### SOURCE
-----
The three elements to getting customer authentication right

89% of consumers began doing business with a competitor following a poor customer experience, according to Oracle’s Customer Experience Impact Report. Consumers generally still accept traditional registration processes, but increasingly expect less friction and more options, like the ability to log in using their existing social network credentials.

Today’s highly selective and mobile customers know that when they register with businesses, they are trading information for value. If they don’t perceive that value with the experience a brand provides, rest assured they’ll find it elsewhere.

This contrasts greatly, for example, with the internal authentication of employees by a business’s IT department. When was the last time you heard of an employee leaving a company because he or she couldn’t remember his or her password to an operating system, HR portal or some other internal application?

Traditional authentication has been designed around the idea that employees, contractors, partners and vendors will generally accept the user experience that’s provided. But when authenticating customers, it is critical that their experience is both seamless and secure.

> See also: It's convenient and effective: so why aren't more businesses using two-factor authentication?

Here are three key elements businesses should consider when developing or upgrading a customer authentication solution:

Flexibility

A brand’s digital strategy should ensure that new authentication methods can be leveraged as they gain mainstream adoption. Therefore, it’s important to have a flexible authentication solution in place that can accommodate these methods and respond to the trends driving changes in authentication such as:

A mobile customer base: With more than 18 million UK consumers now estimated to regularly shop with a mobile device, the pressure has never been greater for organisations to offer a fluid ominchannel experience. To be competitive, enterprises must enable their customers to make decisions – and purchases – from any device or touchpoint.

Advanced authentication methods: Passwordless forms of authentication, such as biometrics, are rising in popularity, as they streamline the user experience and are more difficult to compromise.

Currently associated mostly with fingerprints and smartphones, new forms of bio-authentication are on the horizon, including facial, iris, voice and palm vein recognition.

The Internet of Things (IoT): In the near future, 'systems of systems' – groups of machines that interact with each other – will be the norm for everything from shopping malls to family homes. To support smart, connected products, secure machine-to-machine (M2M) authentication must be enabled for high-volume environments.
-----
### Dataset entries
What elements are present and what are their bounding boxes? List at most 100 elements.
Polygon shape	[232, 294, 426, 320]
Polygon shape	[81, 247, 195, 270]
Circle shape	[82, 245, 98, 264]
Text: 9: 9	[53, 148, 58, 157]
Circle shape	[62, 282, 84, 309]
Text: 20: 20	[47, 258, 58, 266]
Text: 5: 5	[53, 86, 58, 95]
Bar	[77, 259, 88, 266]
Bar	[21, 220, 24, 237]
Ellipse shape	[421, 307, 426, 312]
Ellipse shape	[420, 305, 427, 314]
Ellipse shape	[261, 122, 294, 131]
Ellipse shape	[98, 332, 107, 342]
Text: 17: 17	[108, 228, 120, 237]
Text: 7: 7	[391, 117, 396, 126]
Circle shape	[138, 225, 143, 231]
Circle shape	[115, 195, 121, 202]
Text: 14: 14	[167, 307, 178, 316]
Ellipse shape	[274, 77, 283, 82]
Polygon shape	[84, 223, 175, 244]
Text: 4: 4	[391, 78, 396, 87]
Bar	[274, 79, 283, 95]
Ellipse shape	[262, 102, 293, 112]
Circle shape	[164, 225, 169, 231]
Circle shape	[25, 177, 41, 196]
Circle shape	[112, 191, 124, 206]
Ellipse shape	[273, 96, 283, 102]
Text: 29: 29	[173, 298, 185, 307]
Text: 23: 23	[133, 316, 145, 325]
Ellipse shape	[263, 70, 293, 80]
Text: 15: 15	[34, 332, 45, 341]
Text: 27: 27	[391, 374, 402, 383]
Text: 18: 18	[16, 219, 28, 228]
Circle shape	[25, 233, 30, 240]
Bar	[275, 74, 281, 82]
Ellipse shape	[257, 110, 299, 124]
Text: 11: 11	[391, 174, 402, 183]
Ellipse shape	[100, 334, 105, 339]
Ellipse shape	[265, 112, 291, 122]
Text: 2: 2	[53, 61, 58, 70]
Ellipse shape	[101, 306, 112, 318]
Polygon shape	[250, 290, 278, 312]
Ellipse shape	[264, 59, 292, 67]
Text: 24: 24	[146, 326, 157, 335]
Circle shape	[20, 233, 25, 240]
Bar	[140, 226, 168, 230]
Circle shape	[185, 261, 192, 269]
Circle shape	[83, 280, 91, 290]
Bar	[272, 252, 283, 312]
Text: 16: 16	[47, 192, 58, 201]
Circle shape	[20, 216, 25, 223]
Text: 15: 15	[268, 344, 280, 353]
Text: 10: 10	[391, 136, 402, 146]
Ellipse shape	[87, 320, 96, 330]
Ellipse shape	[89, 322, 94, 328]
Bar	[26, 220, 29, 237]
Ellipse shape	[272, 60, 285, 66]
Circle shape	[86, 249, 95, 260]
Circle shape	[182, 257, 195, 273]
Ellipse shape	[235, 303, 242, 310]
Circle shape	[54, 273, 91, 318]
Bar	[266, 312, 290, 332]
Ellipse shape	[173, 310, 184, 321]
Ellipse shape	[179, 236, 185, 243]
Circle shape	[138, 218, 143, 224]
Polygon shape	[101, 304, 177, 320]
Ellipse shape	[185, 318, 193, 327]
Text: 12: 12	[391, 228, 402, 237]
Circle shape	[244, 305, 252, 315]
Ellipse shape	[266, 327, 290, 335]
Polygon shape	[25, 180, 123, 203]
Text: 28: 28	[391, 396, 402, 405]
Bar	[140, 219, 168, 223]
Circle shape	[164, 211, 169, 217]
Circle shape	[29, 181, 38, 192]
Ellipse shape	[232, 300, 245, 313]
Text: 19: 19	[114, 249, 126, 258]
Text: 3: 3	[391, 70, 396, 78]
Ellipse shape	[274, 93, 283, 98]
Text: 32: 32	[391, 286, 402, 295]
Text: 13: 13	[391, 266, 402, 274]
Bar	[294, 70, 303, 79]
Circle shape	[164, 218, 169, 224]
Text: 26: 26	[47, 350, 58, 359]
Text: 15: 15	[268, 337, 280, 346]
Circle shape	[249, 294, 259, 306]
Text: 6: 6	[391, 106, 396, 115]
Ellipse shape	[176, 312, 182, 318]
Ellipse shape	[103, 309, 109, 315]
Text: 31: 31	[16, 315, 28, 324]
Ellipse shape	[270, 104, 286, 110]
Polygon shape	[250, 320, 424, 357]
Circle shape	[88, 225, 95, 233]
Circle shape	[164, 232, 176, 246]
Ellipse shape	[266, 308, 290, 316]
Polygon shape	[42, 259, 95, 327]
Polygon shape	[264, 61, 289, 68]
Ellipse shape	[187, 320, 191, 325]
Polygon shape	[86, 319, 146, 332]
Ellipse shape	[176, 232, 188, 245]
-----
### PROBLEMS
a – According to the article on customer authentication, why are passwordless forms of authentication such as biometrics rising in popularity? Answer in one to three sentences.
b – Transcribe the passage of the article on customer authentication starting with "This contrasts greatly, for" and going on through "other internal application?".

### LIST OF SOLUTIONS
a – Passwordless forms of authentication such as biometrics are rising in popularity because they streamline the user experience. They are also more difficult to compromise.

b –
This contrasts greatly, for example, with the internal authentication of employees by a business’s IT department. When was the last time you heard of an employee leaving a company because he or she couldn’t remember his or her password to an operating system, HR portal or some other internal application?